■ Records for this task ■
□ □ □ □ □ □ □

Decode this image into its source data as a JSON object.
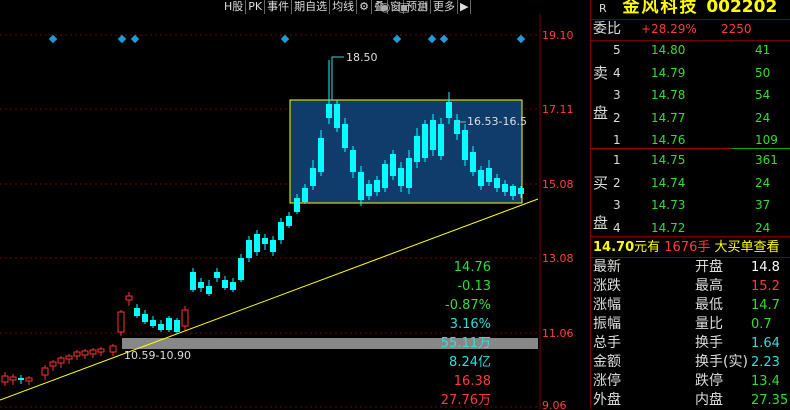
{
  "toolbar": {
    "items": [
      "H股",
      "PK",
      "事件",
      "期自选",
      "均线",
      "叠",
      "窗",
      "预测",
      "更多"
    ]
  },
  "chart_data": {
    "type": "candlestick",
    "y_axis_labels": [
      "19.10",
      "17.11",
      "15.08",
      "13.08",
      "11.06",
      "9.06"
    ],
    "annotations": {
      "high_label": "18.50",
      "range_label": "16.53-16.5",
      "support_label": "10.59-10.90"
    },
    "colors": {
      "up": "#ff3333",
      "down": "#00ffff",
      "box_fill": "#0f3c6a",
      "box_border": "#ffff00",
      "trendline": "#ffff00",
      "band": "#888888"
    }
  },
  "stock": {
    "flag": "R",
    "name": "金风科技",
    "code": "002202"
  },
  "weibi": {
    "label": "委比",
    "value": "+28.29%",
    "diff": "2250"
  },
  "sell": {
    "label_top": "卖",
    "label_bottom": "盘",
    "rows": [
      {
        "level": "5",
        "price": "14.80",
        "vol": "41"
      },
      {
        "level": "4",
        "price": "14.79",
        "vol": "50"
      },
      {
        "level": "3",
        "price": "14.78",
        "vol": "54"
      },
      {
        "level": "2",
        "price": "14.77",
        "vol": "24"
      },
      {
        "level": "1",
        "price": "14.76",
        "vol": "109"
      }
    ]
  },
  "buy": {
    "label_top": "买",
    "label_bottom": "盘",
    "rows": [
      {
        "level": "1",
        "price": "14.75",
        "vol": "361"
      },
      {
        "level": "2",
        "price": "14.74",
        "vol": "24"
      },
      {
        "level": "3",
        "price": "14.73",
        "vol": "37"
      },
      {
        "level": "4",
        "price": "14.72",
        "vol": "24"
      }
    ]
  },
  "big_order": {
    "price": "14.70",
    "text1": "元有",
    "vol": "1676手",
    "text2": "大买单",
    "text3": "查看"
  },
  "stats": [
    {
      "l1": "最新",
      "v1": "14.76",
      "c1": "green",
      "l2": "开盘",
      "v2": "14.8",
      "c2": "white"
    },
    {
      "l1": "涨跌",
      "v1": "-0.13",
      "c1": "green",
      "l2": "最高",
      "v2": "15.2",
      "c2": "red"
    },
    {
      "l1": "涨幅",
      "v1": "-0.87%",
      "c1": "green",
      "l2": "最低",
      "v2": "14.7",
      "c2": "green"
    },
    {
      "l1": "振幅",
      "v1": "3.16%",
      "c1": "cyan",
      "l2": "量比",
      "v2": "0.7",
      "c2": "green"
    },
    {
      "l1": "总手",
      "v1": "55.11万",
      "c1": "cyan",
      "l2": "换手",
      "v2": "1.64",
      "c2": "cyan"
    },
    {
      "l1": "金额",
      "v1": "8.24亿",
      "c1": "cyan",
      "l2": "换手(实)",
      "v2": "2.23",
      "c2": "cyan"
    },
    {
      "l1": "涨停",
      "v1": "16.38",
      "c1": "red",
      "l2": "跌停",
      "v2": "13.4",
      "c2": "green"
    },
    {
      "l1": "外盘",
      "v1": "27.76万",
      "c1": "red",
      "l2": "内盘",
      "v2": "27.35",
      "c2": "green"
    }
  ]
}
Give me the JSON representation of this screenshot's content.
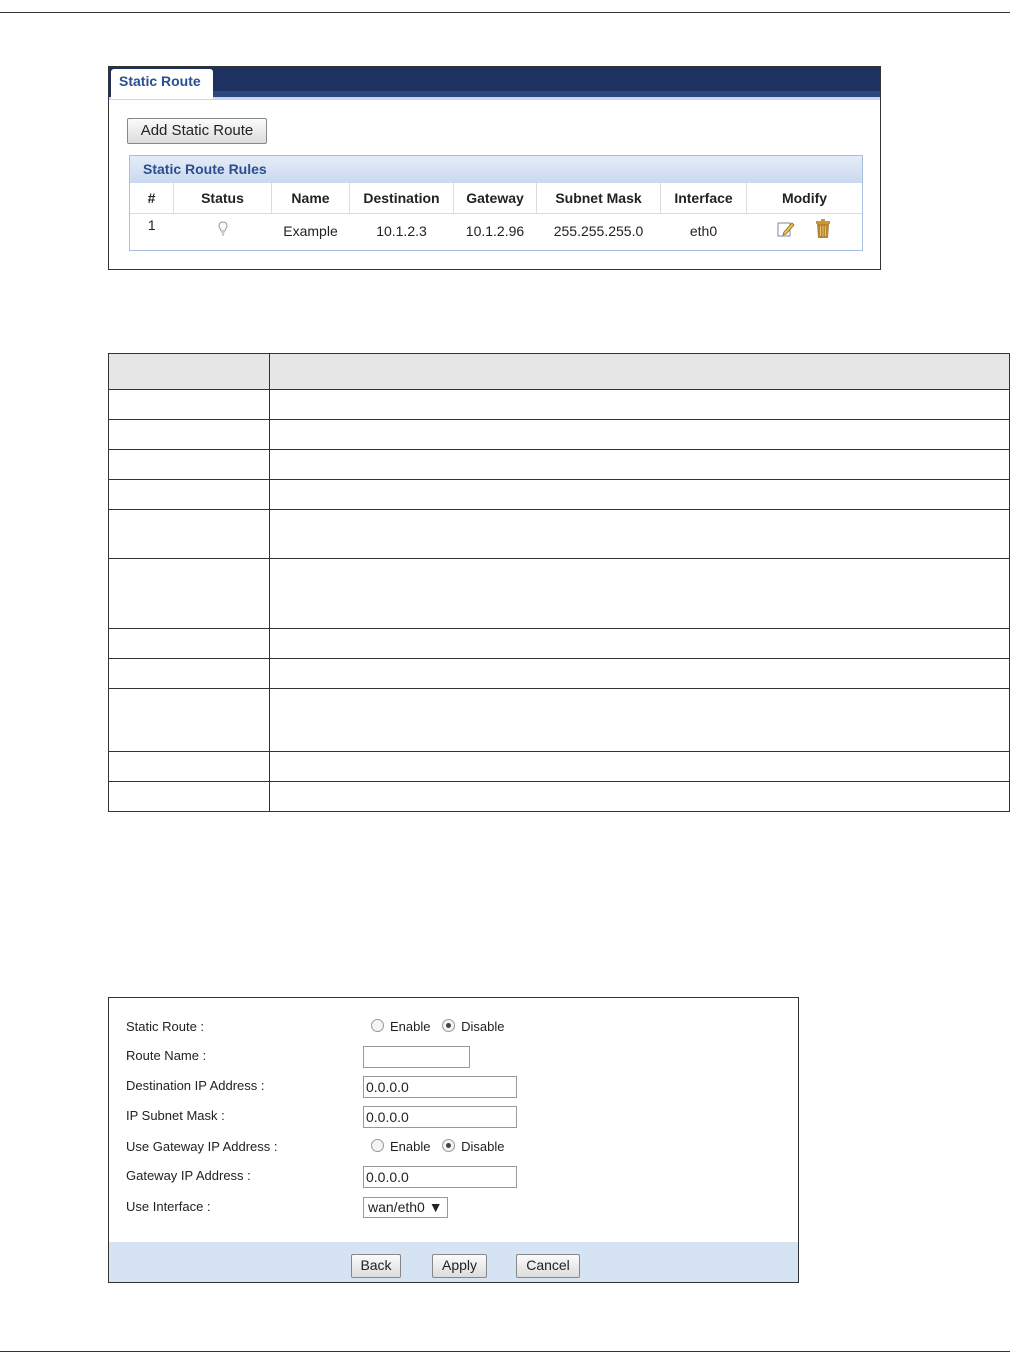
{
  "static_route_page": {
    "tab_label": "Static Route",
    "add_button_label": "Add Static Route",
    "rules_title": "Static Route Rules",
    "columns": [
      "#",
      "Status",
      "Name",
      "Destination",
      "Gateway",
      "Subnet Mask",
      "Interface",
      "Modify"
    ],
    "rows": [
      {
        "index": "1",
        "status_icon": "bulb-off-icon",
        "name": "Example",
        "destination": "10.1.2.3",
        "gateway": "10.1.2.96",
        "subnet_mask": "255.255.255.0",
        "interface": "eth0"
      }
    ],
    "modify_icons": [
      "edit-icon",
      "trash-icon"
    ]
  },
  "doc_table": {
    "rows": 11
  },
  "edit_form": {
    "static_route": {
      "label": "Static Route :",
      "enable": "Enable",
      "disable": "Disable",
      "selected": "Disable"
    },
    "route_name": {
      "label": "Route Name :",
      "value": ""
    },
    "destination_ip": {
      "label": "Destination IP Address :",
      "value": "0.0.0.0"
    },
    "subnet_mask": {
      "label": "IP Subnet Mask :",
      "value": "0.0.0.0"
    },
    "use_gateway": {
      "label": "Use Gateway IP Address :",
      "enable": "Enable",
      "disable": "Disable",
      "selected": "Disable"
    },
    "gateway_ip": {
      "label": "Gateway IP Address :",
      "value": "0.0.0.0"
    },
    "use_interface": {
      "label": "Use Interface :",
      "selected": "wan/eth0"
    },
    "buttons": {
      "back": "Back",
      "apply": "Apply",
      "cancel": "Cancel"
    }
  },
  "colors": {
    "tab_bar": "#1e3160",
    "accent_text": "#2a4f8f",
    "footer_bar": "#d6e3f3",
    "trash": "#b8862f"
  }
}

□ □ □ □ □ □ □

■ What to produce ■
Output precisely the lines in the material above from the line containing "Give me the" through its last line, and omit pictures.

■ Full solution ■
Give me the JSON representation of this screenshot's content.
{
  "static_route_page": {
    "tab_label": "Static Route",
    "add_button_label": "Add Static Route",
    "rules_title": "Static Route Rules",
    "columns": [
      "#",
      "Status",
      "Name",
      "Destination",
      "Gateway",
      "Subnet Mask",
      "Interface",
      "Modify"
    ],
    "rows": [
      {
        "index": "1",
        "status_icon": "bulb-off-icon",
        "name": "Example",
        "destination": "10.1.2.3",
        "gateway": "10.1.2.96",
        "subnet_mask": "255.255.255.0",
        "interface": "eth0"
      }
    ],
    "modify_icons": [
      "edit-icon",
      "trash-icon"
    ]
  },
  "doc_table": {
    "rows": 11
  },
  "edit_form": {
    "static_route": {
      "label": "Static Route :",
      "enable": "Enable",
      "disable": "Disable",
      "selected": "Disable"
    },
    "route_name": {
      "label": "Route Name :",
      "value": ""
    },
    "destination_ip": {
      "label": "Destination IP Address :",
      "value": "0.0.0.0"
    },
    "subnet_mask": {
      "label": "IP Subnet Mask :",
      "value": "0.0.0.0"
    },
    "use_gateway": {
      "label": "Use Gateway IP Address :",
      "enable": "Enable",
      "disable": "Disable",
      "selected": "Disable"
    },
    "gateway_ip": {
      "label": "Gateway IP Address :",
      "value": "0.0.0.0"
    },
    "use_interface": {
      "label": "Use Interface :",
      "selected": "wan/eth0"
    },
    "buttons": {
      "back": "Back",
      "apply": "Apply",
      "cancel": "Cancel"
    }
  },
  "colors": {
    "tab_bar": "#1e3160",
    "accent_text": "#2a4f8f",
    "footer_bar": "#d6e3f3",
    "trash": "#b8862f"
  }
}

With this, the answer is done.